Saved entries
****
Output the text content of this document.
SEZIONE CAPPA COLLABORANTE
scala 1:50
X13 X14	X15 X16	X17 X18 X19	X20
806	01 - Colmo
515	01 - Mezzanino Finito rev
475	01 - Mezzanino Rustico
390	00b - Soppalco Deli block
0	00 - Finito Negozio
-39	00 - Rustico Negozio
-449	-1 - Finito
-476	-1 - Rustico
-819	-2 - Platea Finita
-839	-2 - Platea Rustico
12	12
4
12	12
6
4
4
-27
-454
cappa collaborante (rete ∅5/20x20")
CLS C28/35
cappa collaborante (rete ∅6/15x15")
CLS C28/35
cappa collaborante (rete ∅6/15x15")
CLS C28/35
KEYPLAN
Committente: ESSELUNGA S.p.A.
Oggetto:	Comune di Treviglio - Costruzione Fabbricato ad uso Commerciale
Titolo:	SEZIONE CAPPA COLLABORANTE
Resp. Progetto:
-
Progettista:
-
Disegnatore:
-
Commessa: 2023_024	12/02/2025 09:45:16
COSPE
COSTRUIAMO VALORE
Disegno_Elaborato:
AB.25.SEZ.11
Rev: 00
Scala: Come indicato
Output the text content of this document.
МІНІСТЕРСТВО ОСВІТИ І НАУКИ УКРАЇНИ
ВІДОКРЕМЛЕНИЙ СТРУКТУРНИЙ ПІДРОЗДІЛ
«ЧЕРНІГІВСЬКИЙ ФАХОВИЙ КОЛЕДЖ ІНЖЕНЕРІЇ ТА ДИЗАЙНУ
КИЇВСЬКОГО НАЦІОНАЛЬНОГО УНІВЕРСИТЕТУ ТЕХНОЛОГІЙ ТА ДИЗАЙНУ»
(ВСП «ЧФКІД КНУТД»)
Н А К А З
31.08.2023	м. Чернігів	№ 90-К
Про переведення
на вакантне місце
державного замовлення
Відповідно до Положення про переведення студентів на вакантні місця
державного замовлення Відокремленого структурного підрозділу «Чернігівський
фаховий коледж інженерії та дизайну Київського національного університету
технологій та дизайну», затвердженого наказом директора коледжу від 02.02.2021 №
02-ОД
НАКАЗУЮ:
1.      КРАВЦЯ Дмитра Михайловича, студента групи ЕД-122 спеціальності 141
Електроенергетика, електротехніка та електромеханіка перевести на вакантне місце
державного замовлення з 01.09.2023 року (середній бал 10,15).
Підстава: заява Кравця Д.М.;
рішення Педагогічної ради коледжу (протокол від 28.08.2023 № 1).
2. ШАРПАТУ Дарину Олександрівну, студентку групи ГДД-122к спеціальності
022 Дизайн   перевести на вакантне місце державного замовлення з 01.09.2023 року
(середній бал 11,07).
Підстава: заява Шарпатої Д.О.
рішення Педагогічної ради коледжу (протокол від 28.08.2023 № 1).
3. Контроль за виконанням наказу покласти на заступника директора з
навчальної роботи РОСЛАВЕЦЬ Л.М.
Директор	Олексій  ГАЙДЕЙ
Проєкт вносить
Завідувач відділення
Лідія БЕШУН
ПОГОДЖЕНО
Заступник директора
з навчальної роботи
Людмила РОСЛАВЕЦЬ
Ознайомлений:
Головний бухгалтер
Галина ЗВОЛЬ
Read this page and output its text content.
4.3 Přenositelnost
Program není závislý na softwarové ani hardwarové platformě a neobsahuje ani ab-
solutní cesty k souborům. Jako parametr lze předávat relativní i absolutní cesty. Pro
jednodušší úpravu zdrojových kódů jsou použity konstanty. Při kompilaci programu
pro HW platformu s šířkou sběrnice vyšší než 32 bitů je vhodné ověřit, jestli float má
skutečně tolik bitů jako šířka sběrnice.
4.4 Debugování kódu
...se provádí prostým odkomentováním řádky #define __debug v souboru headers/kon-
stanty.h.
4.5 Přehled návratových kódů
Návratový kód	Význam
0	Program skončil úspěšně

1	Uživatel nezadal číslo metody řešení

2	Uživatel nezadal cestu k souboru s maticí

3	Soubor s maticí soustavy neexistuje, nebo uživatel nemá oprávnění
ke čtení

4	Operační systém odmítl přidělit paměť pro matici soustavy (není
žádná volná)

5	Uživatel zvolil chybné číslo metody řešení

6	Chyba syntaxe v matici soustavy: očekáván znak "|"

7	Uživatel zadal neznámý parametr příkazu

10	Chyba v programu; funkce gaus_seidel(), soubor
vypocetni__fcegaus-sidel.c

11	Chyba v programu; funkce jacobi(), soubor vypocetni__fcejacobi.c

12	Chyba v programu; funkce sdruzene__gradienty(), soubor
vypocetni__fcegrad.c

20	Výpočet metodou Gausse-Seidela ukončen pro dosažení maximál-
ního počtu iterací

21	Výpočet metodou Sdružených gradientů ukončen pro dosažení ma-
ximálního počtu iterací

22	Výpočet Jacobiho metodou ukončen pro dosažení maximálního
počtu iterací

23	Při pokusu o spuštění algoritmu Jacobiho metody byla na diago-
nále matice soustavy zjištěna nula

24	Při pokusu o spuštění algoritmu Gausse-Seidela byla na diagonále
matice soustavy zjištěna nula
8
****
■ PROBLEM STATEMENT ■
Repeat the whole listing exactly, keeping every line intact.

■ FINISHED ANSWER ■
Output the text content of this document.
SEZIONE CAPPA COLLABORANTE
scala 1:50
X13 X14	X15 X16	X17 X18 X19	X20
806	01 - Colmo
515	01 - Mezzanino Finito rev
475	01 - Mezzanino Rustico
390	00b - Soppalco Deli block
0	00 - Finito Negozio
-39	00 - Rustico Negozio
-449	-1 - Finito
-476	-1 - Rustico
-819	-2 - Platea Finita
-839	-2 - Platea Rustico
12	12
4
12	12
6
4
4
-27
-454
cappa collaborante (rete ∅5/20x20")
CLS C28/35
cappa collaborante (rete ∅6/15x15")
CLS C28/35
cappa collaborante (rete ∅6/15x15")
CLS C28/35
KEYPLAN
Committente: ESSELUNGA S.p.A.
Oggetto:	Comune di Treviglio - Costruzione Fabbricato ad uso Commerciale
Titolo:	SEZIONE CAPPA COLLABORANTE
Resp. Progetto:
-
Progettista:
-
Disegnatore:
-
Commessa: 2023_024	12/02/2025 09:45:16
COSPE
COSTRUIAMO VALORE
Disegno_Elaborato:
AB.25.SEZ.11
Rev: 00
Scala: Come indicato
Output the text content of this document.
МІНІСТЕРСТВО ОСВІТИ І НАУКИ УКРАЇНИ
ВІДОКРЕМЛЕНИЙ СТРУКТУРНИЙ ПІДРОЗДІЛ
«ЧЕРНІГІВСЬКИЙ ФАХОВИЙ КОЛЕДЖ ІНЖЕНЕРІЇ ТА ДИЗАЙНУ
КИЇВСЬКОГО НАЦІОНАЛЬНОГО УНІВЕРСИТЕТУ ТЕХНОЛОГІЙ ТА ДИЗАЙНУ»
(ВСП «ЧФКІД КНУТД»)
Н А К А З
31.08.2023	м. Чернігів	№ 90-К
Про переведення
на вакантне місце
державного замовлення
Відповідно до Положення про переведення студентів на вакантні місця
державного замовлення Відокремленого структурного підрозділу «Чернігівський
фаховий коледж інженерії та дизайну Київського національного університету
технологій та дизайну», затвердженого наказом директора коледжу від 02.02.2021 №
02-ОД
НАКАЗУЮ:
1.      КРАВЦЯ Дмитра Михайловича, студента групи ЕД-122 спеціальності 141
Електроенергетика, електротехніка та електромеханіка перевести на вакантне місце
державного замовлення з 01.09.2023 року (середній бал 10,15).
Підстава: заява Кравця Д.М.;
рішення Педагогічної ради коледжу (протокол від 28.08.2023 № 1).
2. ШАРПАТУ Дарину Олександрівну, студентку групи ГДД-122к спеціальності
022 Дизайн   перевести на вакантне місце державного замовлення з 01.09.2023 року
(середній бал 11,07).
Підстава: заява Шарпатої Д.О.
рішення Педагогічної ради коледжу (протокол від 28.08.2023 № 1).
3. Контроль за виконанням наказу покласти на заступника директора з
навчальної роботи РОСЛАВЕЦЬ Л.М.
Директор	Олексій  ГАЙДЕЙ
Проєкт вносить
Завідувач відділення
Лідія БЕШУН
ПОГОДЖЕНО
Заступник директора
з навчальної роботи
Людмила РОСЛАВЕЦЬ
Ознайомлений:
Головний бухгалтер
Галина ЗВОЛЬ
Read this page and output its text content.
4.3 Přenositelnost
Program není závislý na softwarové ani hardwarové platformě a neobsahuje ani ab-
solutní cesty k souborům. Jako parametr lze předávat relativní i absolutní cesty. Pro
jednodušší úpravu zdrojových kódů jsou použity konstanty. Při kompilaci programu
pro HW platformu s šířkou sběrnice vyšší než 32 bitů je vhodné ověřit, jestli float má
skutečně tolik bitů jako šířka sběrnice.
4.4 Debugování kódu
...se provádí prostým odkomentováním řádky #define __debug v souboru headers/kon-
stanty.h.
4.5 Přehled návratových kódů
Návratový kód	Význam
0	Program skončil úspěšně

1	Uživatel nezadal číslo metody řešení

2	Uživatel nezadal cestu k souboru s maticí

3	Soubor s maticí soustavy neexistuje, nebo uživatel nemá oprávnění
ke čtení

4	Operační systém odmítl přidělit paměť pro matici soustavy (není
žádná volná)

5	Uživatel zvolil chybné číslo metody řešení

6	Chyba syntaxe v matici soustavy: očekáván znak "|"

7	Uživatel zadal neznámý parametr příkazu

10	Chyba v programu; funkce gaus_seidel(), soubor
vypocetni__fcegaus-sidel.c

11	Chyba v programu; funkce jacobi(), soubor vypocetni__fcejacobi.c

12	Chyba v programu; funkce sdruzene__gradienty(), soubor
vypocetni__fcegrad.c

20	Výpočet metodou Gausse-Seidela ukončen pro dosažení maximál-
ního počtu iterací

21	Výpočet metodou Sdružených gradientů ukončen pro dosažení ma-
ximálního počtu iterací

22	Výpočet Jacobiho metodou ukončen pro dosažení maximálního
počtu iterací

23	Při pokusu o spuštění algoritmu Jacobiho metody byla na diago-
nále matice soustavy zjištěna nula

24	Při pokusu o spuštění algoritmu Gausse-Seidela byla na diagonále
matice soustavy zjištěna nula
8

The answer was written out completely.